*Exercise*: Check each line of the material. Copy those containing "Reduced".

==== Given data ====

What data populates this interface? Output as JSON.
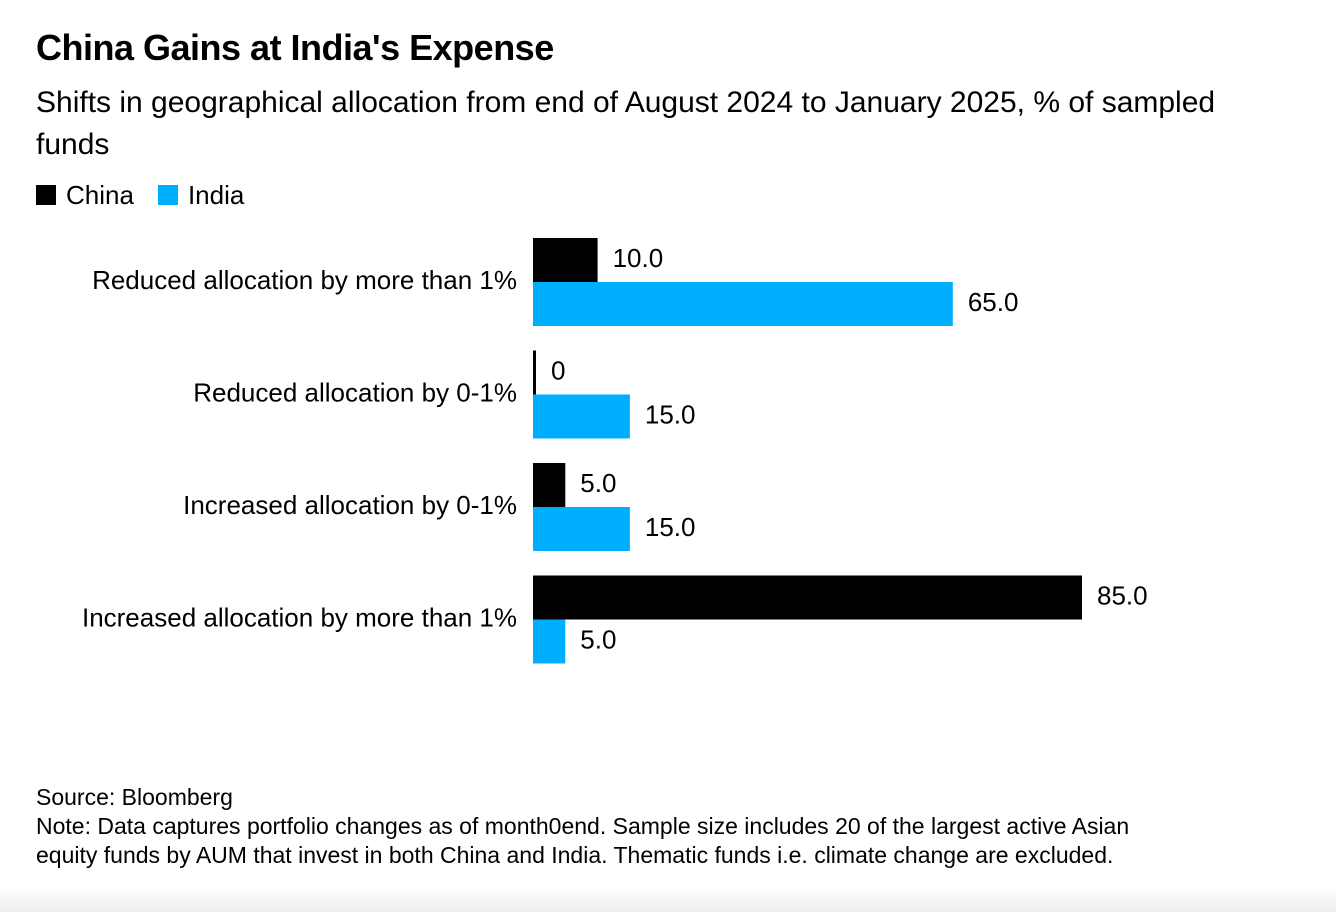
{
  "chart_data": {
    "type": "bar",
    "orientation": "horizontal",
    "title": "China Gains at India's Expense",
    "subtitle": "Shifts in geographical allocation from end of August 2024 to January 2025, % of sampled funds",
    "categories": [
      "Reduced allocation by more than 1%",
      "Reduced allocation by 0-1%",
      "Increased allocation by 0-1%",
      "Increased allocation by more than 1%"
    ],
    "series": [
      {
        "name": "China",
        "color": "#000000",
        "values": [
          10.0,
          0,
          5.0,
          85.0
        ],
        "labels": [
          "10.0",
          "0",
          "5.0",
          "85.0"
        ]
      },
      {
        "name": "India",
        "color": "#00aeff",
        "values": [
          65.0,
          15.0,
          15.0,
          5.0
        ],
        "labels": [
          "65.0",
          "15.0",
          "15.0",
          "5.0"
        ]
      }
    ],
    "xlim": [
      0,
      100
    ],
    "grid": false,
    "legend_position": "top-left",
    "source": "Source: Bloomberg",
    "note": "Note: Data captures portfolio changes as of month0end. Sample size includes 20 of the largest active Asian equity funds by AUM that invest in both China and India. Thematic funds i.e. climate change are excluded.",
    "note_lines": [
      "Note: Data captures portfolio changes as of month0end. Sample size includes 20 of the largest active Asian",
      "equity funds by AUM that invest in both China and India. Thematic funds i.e. climate change are excluded."
    ]
  }
}
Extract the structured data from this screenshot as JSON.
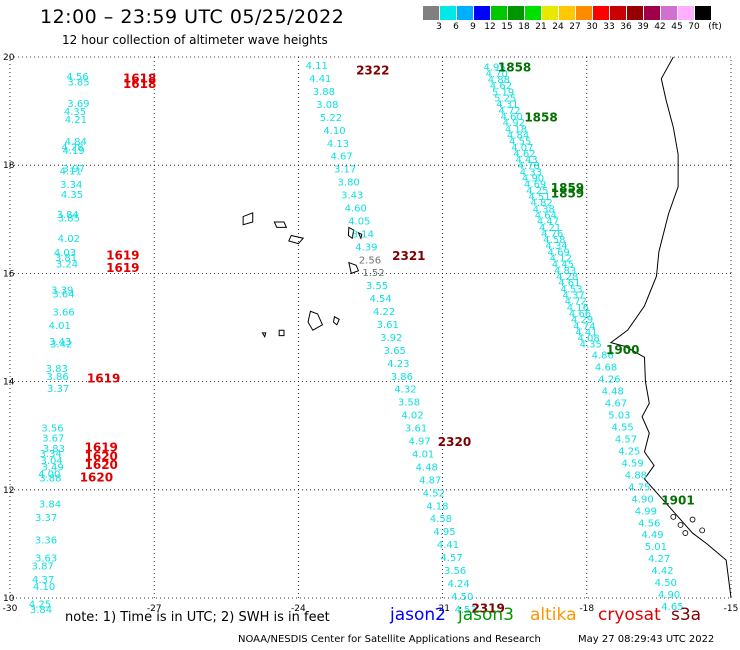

====

*Output below*:
      "Reduced allocation by more than 1%",
      "Reduced allocation by 0-1%",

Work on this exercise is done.